- [What is needed] Reproduce the following bug report about the dangerouslyDisableDeviceAuth setting in full, with no changes.

This bug was discovered by a NemoClaw user (NVIDIA/NemoClaw#563) and surfaced during post-merge cleanup of NVIDIA/NemoClaw#1217, which hardened gateway auth defaults in the NemoClaw Dockerfile. We believe the root cause is in OpenShell's gateway resolveControlUiAuthPolicy implementation rather than in NemoClaw.

Description

Setting gateway.controlUi.dangerouslyDisableDeviceAuth: true in openclaw.json is intended to bypass device-pairing authentication (for development, headless, or reverse-proxy setups). Instead, it nullifies the device identity, causing the gateway to reject the connection with code=1008 reason=device identity required.

This creates a catch-22:

  • dangerouslyDisableDeviceAuth: truedevice set to nullhasDeviceIdentity is false → rejected with "device identity required"
  • dangerouslyDisableDeviceAuth: false → device identity preserved but pairing enforced → pairing required (and openclaw devices approve may fail)

Root Cause (as identified by reporter)

In gateway-cli-BjsM6fWb.js, the resolveControlUiAuthPolicy function:

function resolveControlUiAuthPolicy(params) {
    const allowInsecureAuthConfigured = params.isControlUi && params.controlUiConfig?.allowInsecureAuth === true;
    const dangerouslyDisableDeviceAuth = params.isControlUi && params.controlUiConfig?.dangerouslyDisableDeviceAuth === true;
    return {
        allowInsecureAuthConfigured,
        dangerouslyDisableDeviceAuth,
        allowBypass: dangerouslyDisableDeviceAuth,
        device: dangerouslyDisableDeviceAuth ? null : params.deviceRaw  // ← BUG
    };
}

When dangerouslyDisableDeviceAuth is true, device is set to null. Downstream, evaluateMissingDeviceIdentity() sees no device identity and rejects. The flag sets allowBypass: true but then removes the device identity that would allow the bypass to work.

- [Recorded information]
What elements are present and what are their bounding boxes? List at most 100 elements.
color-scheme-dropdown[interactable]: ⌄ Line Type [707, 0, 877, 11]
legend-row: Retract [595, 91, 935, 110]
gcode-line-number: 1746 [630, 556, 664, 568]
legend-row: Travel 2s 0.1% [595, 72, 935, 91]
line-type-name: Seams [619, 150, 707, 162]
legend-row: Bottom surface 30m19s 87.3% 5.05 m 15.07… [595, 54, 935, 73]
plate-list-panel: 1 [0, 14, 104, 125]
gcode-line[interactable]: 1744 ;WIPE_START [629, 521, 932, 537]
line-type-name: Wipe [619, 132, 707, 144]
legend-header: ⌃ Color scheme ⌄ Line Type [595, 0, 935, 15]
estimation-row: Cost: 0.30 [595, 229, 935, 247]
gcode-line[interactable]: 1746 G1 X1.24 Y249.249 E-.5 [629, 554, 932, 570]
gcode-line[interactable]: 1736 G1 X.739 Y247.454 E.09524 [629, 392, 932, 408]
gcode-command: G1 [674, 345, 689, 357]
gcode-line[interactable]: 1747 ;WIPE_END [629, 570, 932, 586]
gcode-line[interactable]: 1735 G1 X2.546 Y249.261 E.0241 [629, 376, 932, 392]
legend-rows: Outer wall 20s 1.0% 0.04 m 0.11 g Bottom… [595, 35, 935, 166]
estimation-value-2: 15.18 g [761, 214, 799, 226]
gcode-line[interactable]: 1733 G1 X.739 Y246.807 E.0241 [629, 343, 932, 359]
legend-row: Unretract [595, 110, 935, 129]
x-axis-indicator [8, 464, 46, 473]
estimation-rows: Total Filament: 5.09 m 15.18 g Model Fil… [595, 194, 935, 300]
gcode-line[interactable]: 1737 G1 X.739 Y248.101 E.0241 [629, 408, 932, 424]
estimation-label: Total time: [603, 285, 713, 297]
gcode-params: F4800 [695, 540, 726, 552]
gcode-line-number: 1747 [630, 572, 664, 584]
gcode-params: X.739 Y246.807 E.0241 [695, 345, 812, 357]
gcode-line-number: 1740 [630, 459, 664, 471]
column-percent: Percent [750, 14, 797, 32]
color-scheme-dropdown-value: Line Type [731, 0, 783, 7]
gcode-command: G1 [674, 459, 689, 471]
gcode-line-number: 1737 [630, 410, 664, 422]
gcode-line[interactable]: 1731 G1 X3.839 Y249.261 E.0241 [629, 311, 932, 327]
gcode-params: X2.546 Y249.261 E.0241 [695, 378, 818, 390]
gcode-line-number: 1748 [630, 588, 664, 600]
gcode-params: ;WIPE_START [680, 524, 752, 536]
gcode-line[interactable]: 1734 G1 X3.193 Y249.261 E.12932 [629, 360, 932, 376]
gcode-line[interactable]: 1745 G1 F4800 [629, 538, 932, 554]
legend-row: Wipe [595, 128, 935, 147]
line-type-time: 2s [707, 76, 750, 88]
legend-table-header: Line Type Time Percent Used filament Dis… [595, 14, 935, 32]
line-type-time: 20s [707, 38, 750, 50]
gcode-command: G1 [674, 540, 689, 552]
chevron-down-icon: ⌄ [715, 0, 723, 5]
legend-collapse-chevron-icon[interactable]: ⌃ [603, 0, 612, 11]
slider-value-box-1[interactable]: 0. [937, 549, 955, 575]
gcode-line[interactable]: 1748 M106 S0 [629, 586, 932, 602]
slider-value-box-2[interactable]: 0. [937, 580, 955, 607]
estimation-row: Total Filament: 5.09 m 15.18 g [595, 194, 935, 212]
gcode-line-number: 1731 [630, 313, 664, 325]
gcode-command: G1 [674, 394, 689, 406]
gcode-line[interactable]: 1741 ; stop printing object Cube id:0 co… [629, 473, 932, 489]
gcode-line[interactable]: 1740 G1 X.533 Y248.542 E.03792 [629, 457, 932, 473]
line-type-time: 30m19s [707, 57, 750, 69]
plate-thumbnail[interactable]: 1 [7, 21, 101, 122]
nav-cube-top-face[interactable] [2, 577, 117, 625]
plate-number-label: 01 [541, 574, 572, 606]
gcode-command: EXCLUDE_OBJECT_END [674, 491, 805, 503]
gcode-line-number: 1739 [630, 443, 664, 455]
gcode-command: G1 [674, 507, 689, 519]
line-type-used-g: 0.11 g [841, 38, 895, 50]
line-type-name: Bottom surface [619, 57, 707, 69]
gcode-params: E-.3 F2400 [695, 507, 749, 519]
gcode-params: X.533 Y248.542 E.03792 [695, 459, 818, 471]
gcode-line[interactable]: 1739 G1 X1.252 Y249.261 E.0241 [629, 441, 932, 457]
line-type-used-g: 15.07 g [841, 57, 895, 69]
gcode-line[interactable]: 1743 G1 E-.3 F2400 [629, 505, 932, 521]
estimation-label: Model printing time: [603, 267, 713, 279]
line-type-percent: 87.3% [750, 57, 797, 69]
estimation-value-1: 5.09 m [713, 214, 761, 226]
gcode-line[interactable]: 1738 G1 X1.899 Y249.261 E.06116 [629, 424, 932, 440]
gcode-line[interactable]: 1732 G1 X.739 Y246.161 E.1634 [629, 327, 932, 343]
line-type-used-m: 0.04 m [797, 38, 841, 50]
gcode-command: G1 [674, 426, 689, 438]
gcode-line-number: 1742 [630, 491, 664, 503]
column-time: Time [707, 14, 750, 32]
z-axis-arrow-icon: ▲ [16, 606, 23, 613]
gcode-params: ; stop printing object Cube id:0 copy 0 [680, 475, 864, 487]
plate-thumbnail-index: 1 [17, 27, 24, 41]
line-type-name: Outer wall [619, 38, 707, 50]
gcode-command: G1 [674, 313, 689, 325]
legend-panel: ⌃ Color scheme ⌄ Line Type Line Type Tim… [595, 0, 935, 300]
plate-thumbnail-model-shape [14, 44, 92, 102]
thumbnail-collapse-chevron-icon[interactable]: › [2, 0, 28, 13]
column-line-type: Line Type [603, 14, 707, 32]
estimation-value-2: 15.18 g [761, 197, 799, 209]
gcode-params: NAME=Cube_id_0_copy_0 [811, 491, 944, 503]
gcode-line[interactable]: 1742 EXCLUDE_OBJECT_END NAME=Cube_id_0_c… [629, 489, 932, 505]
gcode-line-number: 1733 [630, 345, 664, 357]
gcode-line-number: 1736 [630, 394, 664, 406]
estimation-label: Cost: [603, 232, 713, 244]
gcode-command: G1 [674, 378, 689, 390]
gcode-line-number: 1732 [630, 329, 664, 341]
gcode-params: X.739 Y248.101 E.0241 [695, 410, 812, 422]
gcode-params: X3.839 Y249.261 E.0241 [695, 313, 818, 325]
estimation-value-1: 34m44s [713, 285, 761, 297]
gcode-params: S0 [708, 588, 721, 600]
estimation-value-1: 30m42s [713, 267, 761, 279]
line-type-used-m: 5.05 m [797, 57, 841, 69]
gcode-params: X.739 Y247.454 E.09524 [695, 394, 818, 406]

- [Output]
This bug was discovered by a NemoClaw user (NVIDIA/NemoClaw#563) and surfaced during post-merge cleanup of NVIDIA/NemoClaw#1217, which hardened gateway auth defaults in the NemoClaw Dockerfile. We believe the root cause is in OpenShell's gateway resolveControlUiAuthPolicy implementation rather than in NemoClaw.

Description

Setting gateway.controlUi.dangerouslyDisableDeviceAuth: true in openclaw.json is intended to bypass device-pairing authentication (for development, headless, or reverse-proxy setups). Instead, it nullifies the device identity, causing the gateway to reject the connection with code=1008 reason=device identity required.

This creates a catch-22:

  • dangerouslyDisableDeviceAuth: truedevice set to nullhasDeviceIdentity is false → rejected with "device identity required"
  • dangerouslyDisableDeviceAuth: false → device identity preserved but pairing enforced → pairing required (and openclaw devices approve may fail)

Root Cause (as identified by reporter)

In gateway-cli-BjsM6fWb.js, the resolveControlUiAuthPolicy function:

function resolveControlUiAuthPolicy(params) {
    const allowInsecureAuthConfigured = params.isControlUi && params.controlUiConfig?.allowInsecureAuth === true;
    const dangerouslyDisableDeviceAuth = params.isControlUi && params.controlUiConfig?.dangerouslyDisableDeviceAuth === true;
    return {
        allowInsecureAuthConfigured,
        dangerouslyDisableDeviceAuth,
        allowBypass: dangerouslyDisableDeviceAuth,
        device: dangerouslyDisableDeviceAuth ? null : params.deviceRaw  // ← BUG
    };
}

When dangerouslyDisableDeviceAuth is true, device is set to null. Downstream, evaluateMissingDeviceIdentity() sees no device identity and rejects. The flag sets allowBypass: true but then removes the device identity that would allow the bypass to work.